# EXTRACT:
────────────────────

In the code above a projectile is launched at an angle \(\theta\). The while loop iterates through each time interval \(dt\) and computes the position and velocity of the ball at that time.It stops when the ball returns to the ground(\(y<0\)).I used \(\Delta t=0.0001\) which gave results accurate to three decimal places.

Just by tracking the ball's position and velocity we have found information such as the total flight time,the range of the projectile,its mean height throughout the motion and its maximum height without involving ourselves too much in the mathematics.

Though doing the math itself is very easy here,such simulations are really helpful for more realistic situations where there are too many factors(drag,altitude,even the gravitational attraction of the moon) that affect the system.In those cases we can easily extend our simulation to get acceptable approximations in an easy way.

Using external libraries we can obtain plots of the \((x,y)\) coordinates as well as animations of the simulation.

────────────────────

# DATA SECTION:
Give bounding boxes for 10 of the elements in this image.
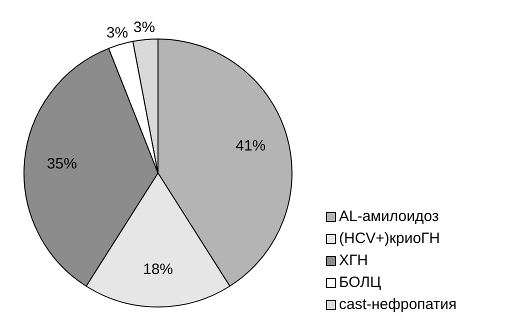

────────────────────

# TO BE DONE:
In the passage on the projectile simulation, what value was used for the time interval, and how accurate were the results it gave?

# PROBLEM SOLUTION:
The time interval was 0.0001, which gave results accurate to three decimal places.